__Written request__: Set down, in full, every record in the block.

** Start of Data section **

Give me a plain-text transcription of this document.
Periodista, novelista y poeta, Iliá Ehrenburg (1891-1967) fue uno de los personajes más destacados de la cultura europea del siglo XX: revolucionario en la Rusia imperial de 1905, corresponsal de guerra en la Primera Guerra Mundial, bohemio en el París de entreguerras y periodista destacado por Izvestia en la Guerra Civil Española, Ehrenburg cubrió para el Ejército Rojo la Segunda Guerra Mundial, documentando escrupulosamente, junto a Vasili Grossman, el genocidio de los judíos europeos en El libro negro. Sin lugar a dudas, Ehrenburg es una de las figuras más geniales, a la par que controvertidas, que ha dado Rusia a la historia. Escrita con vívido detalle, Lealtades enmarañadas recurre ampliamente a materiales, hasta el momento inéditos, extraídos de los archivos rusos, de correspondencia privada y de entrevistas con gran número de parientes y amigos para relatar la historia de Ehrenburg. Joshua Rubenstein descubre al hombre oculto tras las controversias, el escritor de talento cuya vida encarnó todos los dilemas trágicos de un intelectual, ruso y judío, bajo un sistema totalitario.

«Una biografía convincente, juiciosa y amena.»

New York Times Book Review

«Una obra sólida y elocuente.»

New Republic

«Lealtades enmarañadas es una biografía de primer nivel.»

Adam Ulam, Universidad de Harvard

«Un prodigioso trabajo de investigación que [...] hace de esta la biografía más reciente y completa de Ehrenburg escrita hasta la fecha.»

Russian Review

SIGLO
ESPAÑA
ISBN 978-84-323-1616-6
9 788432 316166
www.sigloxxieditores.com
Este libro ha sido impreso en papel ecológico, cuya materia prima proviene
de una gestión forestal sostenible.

** End of Data section **

__Solved problem__:
Give me a plain-text transcription of this document.
Periodista, novelista y poeta, Iliá Ehrenburg (1891-1967) fue uno de los personajes más destacados de la cultura europea del siglo XX: revolucionario en la Rusia imperial de 1905, corresponsal de guerra en la Primera Guerra Mundial, bohemio en el París de entreguerras y periodista destacado por Izvestia en la Guerra Civil Española, Ehrenburg cubrió para el Ejército Rojo la Segunda Guerra Mundial, documentando escrupulosamente, junto a Vasili Grossman, el genocidio de los judíos europeos en El libro negro. Sin lugar a dudas, Ehrenburg es una de las figuras más geniales, a la par que controvertidas, que ha dado Rusia a la historia. Escrita con vívido detalle, Lealtades enmarañadas recurre ampliamente a materiales, hasta el momento inéditos, extraídos de los archivos rusos, de correspondencia privada y de entrevistas con gran número de parientes y amigos para relatar la historia de Ehrenburg. Joshua Rubenstein descubre al hombre oculto tras las controversias, el escritor de talento cuya vida encarnó todos los dilemas trágicos de un intelectual, ruso y judío, bajo un sistema totalitario.

«Una biografía convincente, juiciosa y amena.»

New York Times Book Review

«Una obra sólida y elocuente.»

New Republic

«Lealtades enmarañadas es una biografía de primer nivel.»

Adam Ulam, Universidad de Harvard

«Un prodigioso trabajo de investigación que [...] hace de esta la biografía más reciente y completa de Ehrenburg escrita hasta la fecha.»

Russian Review

SIGLO
ESPAÑA
ISBN 978-84-323-1616-6
9 788432 316166
www.sigloxxieditores.com
Este libro ha sido impreso en papel ecológico, cuya materia prima proviene
de una gestión forestal sostenible.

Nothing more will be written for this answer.